### Exercise description
Filter the listing below, copying every line in which the word "page" appears.

=== Input data ===

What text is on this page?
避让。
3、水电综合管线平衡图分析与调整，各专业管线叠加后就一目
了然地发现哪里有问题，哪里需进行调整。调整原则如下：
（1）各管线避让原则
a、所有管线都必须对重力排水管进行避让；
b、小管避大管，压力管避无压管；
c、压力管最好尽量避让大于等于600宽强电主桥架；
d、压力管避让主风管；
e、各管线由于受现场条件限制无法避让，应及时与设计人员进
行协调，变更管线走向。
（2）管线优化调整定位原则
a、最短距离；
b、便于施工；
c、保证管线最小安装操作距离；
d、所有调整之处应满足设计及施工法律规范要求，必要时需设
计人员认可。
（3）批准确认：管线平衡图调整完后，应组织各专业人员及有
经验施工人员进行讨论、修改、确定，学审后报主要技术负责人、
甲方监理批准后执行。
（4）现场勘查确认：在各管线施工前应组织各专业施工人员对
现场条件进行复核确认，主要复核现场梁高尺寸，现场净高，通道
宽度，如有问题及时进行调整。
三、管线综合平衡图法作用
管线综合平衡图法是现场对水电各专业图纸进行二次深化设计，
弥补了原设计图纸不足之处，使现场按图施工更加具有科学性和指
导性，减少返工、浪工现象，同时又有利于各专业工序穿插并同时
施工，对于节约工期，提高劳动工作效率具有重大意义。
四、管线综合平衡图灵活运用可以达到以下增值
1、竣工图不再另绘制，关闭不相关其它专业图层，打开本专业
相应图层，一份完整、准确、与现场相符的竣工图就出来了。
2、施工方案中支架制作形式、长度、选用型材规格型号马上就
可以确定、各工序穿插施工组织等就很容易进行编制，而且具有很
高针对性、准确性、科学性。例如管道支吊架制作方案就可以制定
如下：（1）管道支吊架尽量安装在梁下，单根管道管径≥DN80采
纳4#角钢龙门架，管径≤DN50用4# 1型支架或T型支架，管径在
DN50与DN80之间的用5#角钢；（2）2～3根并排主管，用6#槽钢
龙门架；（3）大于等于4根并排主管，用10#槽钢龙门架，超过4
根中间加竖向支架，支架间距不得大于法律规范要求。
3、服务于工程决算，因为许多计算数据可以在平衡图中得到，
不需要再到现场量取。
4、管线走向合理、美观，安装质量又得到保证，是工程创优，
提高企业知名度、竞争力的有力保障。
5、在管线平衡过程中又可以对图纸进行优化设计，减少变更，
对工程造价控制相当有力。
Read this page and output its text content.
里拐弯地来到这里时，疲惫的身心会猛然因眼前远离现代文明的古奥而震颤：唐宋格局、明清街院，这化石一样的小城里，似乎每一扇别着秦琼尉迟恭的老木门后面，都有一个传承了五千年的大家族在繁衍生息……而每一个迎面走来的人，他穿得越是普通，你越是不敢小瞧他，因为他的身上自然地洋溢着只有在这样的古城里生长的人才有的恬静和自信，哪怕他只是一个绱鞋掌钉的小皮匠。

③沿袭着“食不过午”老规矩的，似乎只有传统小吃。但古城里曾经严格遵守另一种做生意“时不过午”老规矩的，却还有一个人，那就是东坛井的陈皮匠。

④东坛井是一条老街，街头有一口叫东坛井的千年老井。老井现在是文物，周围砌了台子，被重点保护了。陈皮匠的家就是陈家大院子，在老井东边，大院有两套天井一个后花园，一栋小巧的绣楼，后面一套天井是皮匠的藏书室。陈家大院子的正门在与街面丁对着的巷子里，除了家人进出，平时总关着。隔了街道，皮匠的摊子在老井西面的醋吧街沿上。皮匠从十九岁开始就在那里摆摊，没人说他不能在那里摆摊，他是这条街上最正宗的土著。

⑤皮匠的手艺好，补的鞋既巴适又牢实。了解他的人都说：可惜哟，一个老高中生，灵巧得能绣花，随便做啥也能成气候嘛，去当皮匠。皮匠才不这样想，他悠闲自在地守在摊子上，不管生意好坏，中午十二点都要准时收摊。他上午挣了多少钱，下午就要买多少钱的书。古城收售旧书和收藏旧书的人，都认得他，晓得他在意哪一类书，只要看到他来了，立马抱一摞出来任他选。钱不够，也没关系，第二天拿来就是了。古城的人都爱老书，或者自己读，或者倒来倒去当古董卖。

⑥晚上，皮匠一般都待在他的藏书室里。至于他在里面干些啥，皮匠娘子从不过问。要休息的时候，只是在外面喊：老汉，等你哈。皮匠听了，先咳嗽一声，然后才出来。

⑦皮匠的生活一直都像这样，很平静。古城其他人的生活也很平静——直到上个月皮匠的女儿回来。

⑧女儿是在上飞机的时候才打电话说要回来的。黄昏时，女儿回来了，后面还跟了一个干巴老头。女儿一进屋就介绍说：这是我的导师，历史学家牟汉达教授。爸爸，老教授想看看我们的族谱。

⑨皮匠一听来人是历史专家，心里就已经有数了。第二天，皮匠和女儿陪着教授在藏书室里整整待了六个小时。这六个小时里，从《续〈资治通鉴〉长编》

===

### Answer to the exercise
What text is on this page?
Read this page and output its text content.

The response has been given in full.